━━ Provided data ━━

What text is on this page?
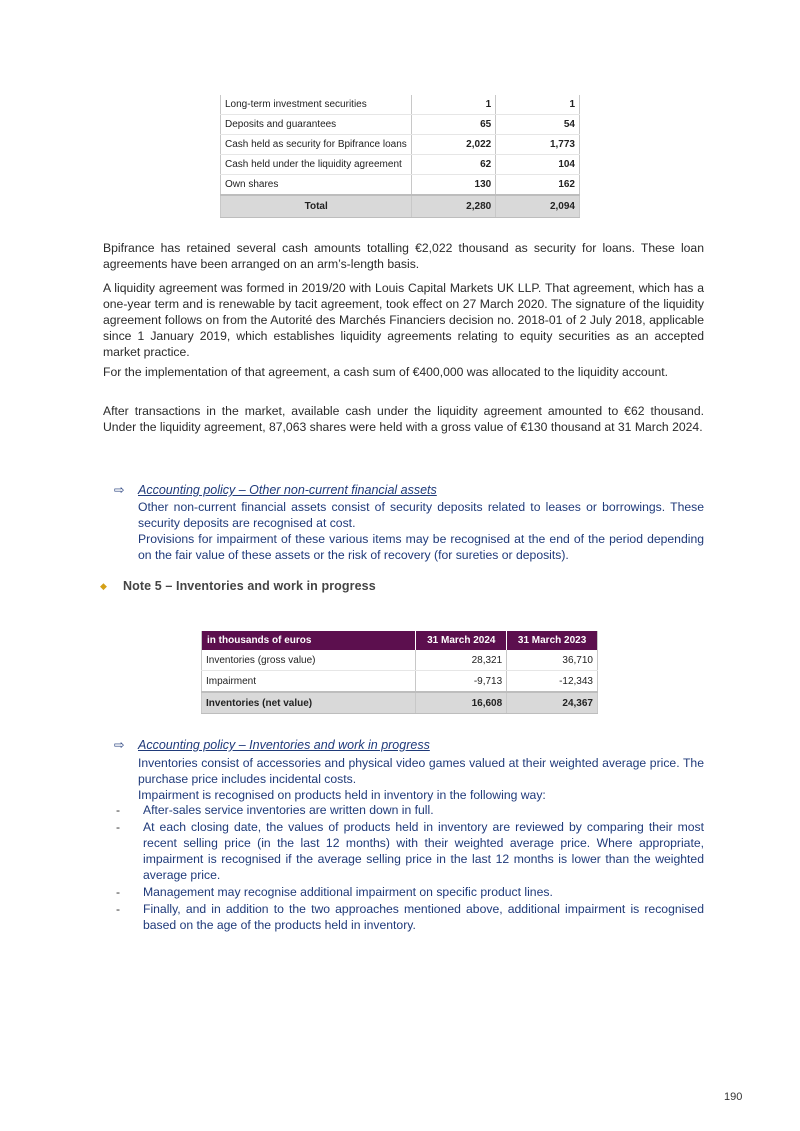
Long-term investment securities	1	1
Deposits and guarantees	65	54
Cash held as security for Bpifrance loans	2,022	1,773
Cash held under the liquidity agreement	62	104
Own shares	130	162
Total	2,280	2,094

Bpifrance has retained several cash amounts totalling €2,022 thousand as security for loans. These loan agreements have been arranged on an arm’s-length basis.

A liquidity agreement was formed in 2019/20 with Louis Capital Markets UK LLP. That agreement, which has a one-year term and is renewable by tacit agreement, took effect on 27 March 2020. The signature of the liquidity agreement follows on from the Autorité des Marchés Financiers decision no. 2018-01 of 2 July 2018, applicable since 1 January 2019, which establishes liquidity agreements relating to equity securities as an accepted market practice.

For the implementation of that agreement, a cash sum of €400,000 was allocated to the liquidity account.

After transactions in the market, available cash under the liquidity agreement amounted to €62 thousand. Under the liquidity agreement, 87,063 shares were held with a gross value of €130 thousand at 31 March 2024.

⇨ Accounting policy – Other non-current financial assets

Other non-current financial assets consist of security deposits related to leases or borrowings. These security deposits are recognised at cost.

Provisions for impairment of these various items may be recognised at the end of the period depending on the fair value of these assets or the risk of recovery (for sureties or deposits).

◆ Note 5 – Inventories and work in progress
in thousands of euros	31 March 2024	31 March 2023
Inventories (gross value)	28,321	36,710
Impairment	-9,713	-12,343
Inventories (net value)	16,608	24,367
⇨ Accounting policy – Inventories and work in progress

Inventories consist of accessories and physical video games valued at their weighted average price. The purchase price includes incidental costs.

Impairment is recognised on products held in inventory in the following way:

- After-sales service inventories are written down in full.
- At each closing date, the values of products held in inventory are reviewed by comparing their most recent selling price (in the last 12 months) with their weighted average price. Where appropriate, impairment is recognised if the average selling price in the last 12 months is lower than the weighted average price.
- Management may recognise additional impairment on specific product lines.
- Finally, and in addition to the two approaches mentioned above, additional impairment is recognised based on the age of the products held in inventory.
190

━━━

# Description of the task
Transcribe the entries above verbatim, omitting their pictures.

# Solution for this problem
What text is on this page?
Long-term investment securities	1	1
Deposits and guarantees	65	54
Cash held as security for Bpifrance loans	2,022	1,773
Cash held under the liquidity agreement	62	104
Own shares	130	162
Total	2,280	2,094

Bpifrance has retained several cash amounts totalling €2,022 thousand as security for loans. These loan agreements have been arranged on an arm’s-length basis.

A liquidity agreement was formed in 2019/20 with Louis Capital Markets UK LLP. That agreement, which has a one-year term and is renewable by tacit agreement, took effect on 27 March 2020. The signature of the liquidity agreement follows on from the Autorité des Marchés Financiers decision no. 2018-01 of 2 July 2018, applicable since 1 January 2019, which establishes liquidity agreements relating to equity securities as an accepted market practice.

For the implementation of that agreement, a cash sum of €400,000 was allocated to the liquidity account.

After transactions in the market, available cash under the liquidity agreement amounted to €62 thousand. Under the liquidity agreement, 87,063 shares were held with a gross value of €130 thousand at 31 March 2024.

⇨ Accounting policy – Other non-current financial assets

Other non-current financial assets consist of security deposits related to leases or borrowings. These security deposits are recognised at cost.

Provisions for impairment of these various items may be recognised at the end of the period depending on the fair value of these assets or the risk of recovery (for sureties or deposits).

◆ Note 5 – Inventories and work in progress
in thousands of euros	31 March 2024	31 March 2023
Inventories (gross value)	28,321	36,710
Impairment	-9,713	-12,343
Inventories (net value)	16,608	24,367
⇨ Accounting policy – Inventories and work in progress

Inventories consist of accessories and physical video games valued at their weighted average price. The purchase price includes incidental costs.

Impairment is recognised on products held in inventory in the following way:

- After-sales service inventories are written down in full.
- At each closing date, the values of products held in inventory are reviewed by comparing their most recent selling price (in the last 12 months) with their weighted average price. Where appropriate, impairment is recognised if the average selling price in the last 12 months is lower than the weighted average price.
- Management may recognise additional impairment on specific product lines.
- Finally, and in addition to the two approaches mentioned above, additional impairment is recognised based on the age of the products held in inventory.
190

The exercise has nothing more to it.